= Records to use =
==========

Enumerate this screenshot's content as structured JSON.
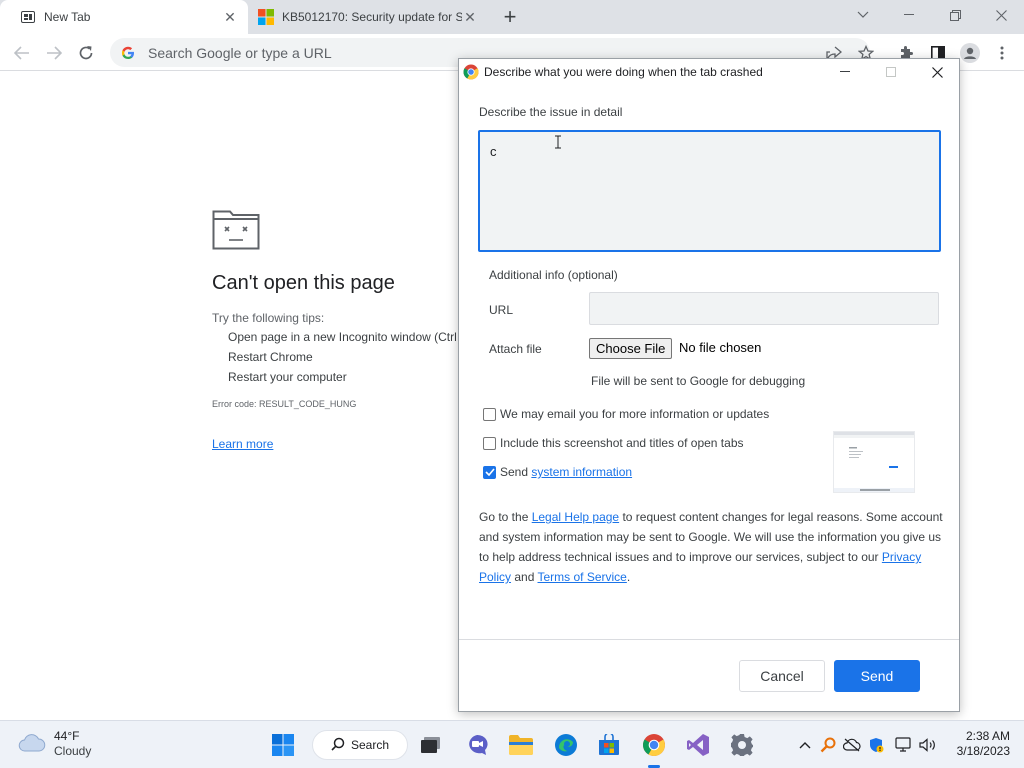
{
  "browser": {
    "tabs": [
      {
        "title": "New Tab",
        "close": "✕"
      },
      {
        "title": "KB5012170: Security update for S",
        "close": "✕"
      }
    ],
    "new_tab": "+",
    "omnibox_placeholder": "Search Google or type a URL"
  },
  "error_page": {
    "title": "Can't open this page",
    "tips_intro": "Try the following tips:",
    "tips": [
      "Open page in a new Incognito window (Ctrl",
      "Restart Chrome",
      "Restart your computer"
    ],
    "error_code": "Error code: RESULT_CODE_HUNG",
    "learn_more": "Learn more"
  },
  "dialog": {
    "title": "Describe what you were doing when the tab crashed",
    "issue_label": "Describe the issue in detail",
    "issue_value": "c",
    "additional_info": "Additional info (optional)",
    "url_label": "URL",
    "url_value": "",
    "attach_label": "Attach file",
    "choose_file": "Choose File",
    "no_file": "No file chosen",
    "file_note": "File will be sent to Google for debugging",
    "email_option": {
      "label": "We may email you for more information or updates",
      "checked": false
    },
    "screenshot_option": {
      "label": "Include this screenshot and titles of open tabs",
      "checked": false
    },
    "send_sysinfo": {
      "prefix": "Send ",
      "link": "system information",
      "checked": true
    },
    "legal": {
      "part1": "Go to the ",
      "legal_link": "Legal Help page",
      "part2": " to request content changes for legal reasons. Some account and system information may be sent to Google. We will use the information you give us to help address technical issues and to improve our services, subject to our ",
      "privacy_link": "Privacy Policy",
      "part3": " and ",
      "tos_link": "Terms of Service",
      "part4": "."
    },
    "cancel": "Cancel",
    "send": "Send"
  },
  "taskbar": {
    "weather_temp": "44°F",
    "weather_cond": "Cloudy",
    "search": "Search",
    "time": "2:38 AM",
    "date": "3/18/2023"
  },
  "colors": {
    "accent": "#1a73e8",
    "tabstrip": "#dee1e6",
    "taskbar": "#eef2f8"
  }
}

==========

= Written exercise =
Repeat every record precisely. Any picture among them stays out of the copy.

= Solution to this exercise =
Enumerate this screenshot's content as structured JSON.
{
  "browser": {
    "tabs": [
      {
        "title": "New Tab",
        "close": "✕"
      },
      {
        "title": "KB5012170: Security update for S",
        "close": "✕"
      }
    ],
    "new_tab": "+",
    "omnibox_placeholder": "Search Google or type a URL"
  },
  "error_page": {
    "title": "Can't open this page",
    "tips_intro": "Try the following tips:",
    "tips": [
      "Open page in a new Incognito window (Ctrl",
      "Restart Chrome",
      "Restart your computer"
    ],
    "error_code": "Error code: RESULT_CODE_HUNG",
    "learn_more": "Learn more"
  },
  "dialog": {
    "title": "Describe what you were doing when the tab crashed",
    "issue_label": "Describe the issue in detail",
    "issue_value": "c",
    "additional_info": "Additional info (optional)",
    "url_label": "URL",
    "url_value": "",
    "attach_label": "Attach file",
    "choose_file": "Choose File",
    "no_file": "No file chosen",
    "file_note": "File will be sent to Google for debugging",
    "email_option": {
      "label": "We may email you for more information or updates",
      "checked": false
    },
    "screenshot_option": {
      "label": "Include this screenshot and titles of open tabs",
      "checked": false
    },
    "send_sysinfo": {
      "prefix": "Send ",
      "link": "system information",
      "checked": true
    },
    "legal": {
      "part1": "Go to the ",
      "legal_link": "Legal Help page",
      "part2": " to request content changes for legal reasons. Some account and system information may be sent to Google. We will use the information you give us to help address technical issues and to improve our services, subject to our ",
      "privacy_link": "Privacy Policy",
      "part3": " and ",
      "tos_link": "Terms of Service",
      "part4": "."
    },
    "cancel": "Cancel",
    "send": "Send"
  },
  "taskbar": {
    "weather_temp": "44°F",
    "weather_cond": "Cloudy",
    "search": "Search",
    "time": "2:38 AM",
    "date": "3/18/2023"
  },
  "colors": {
    "accent": "#1a73e8",
    "tabstrip": "#dee1e6",
    "taskbar": "#eef2f8"
  }
}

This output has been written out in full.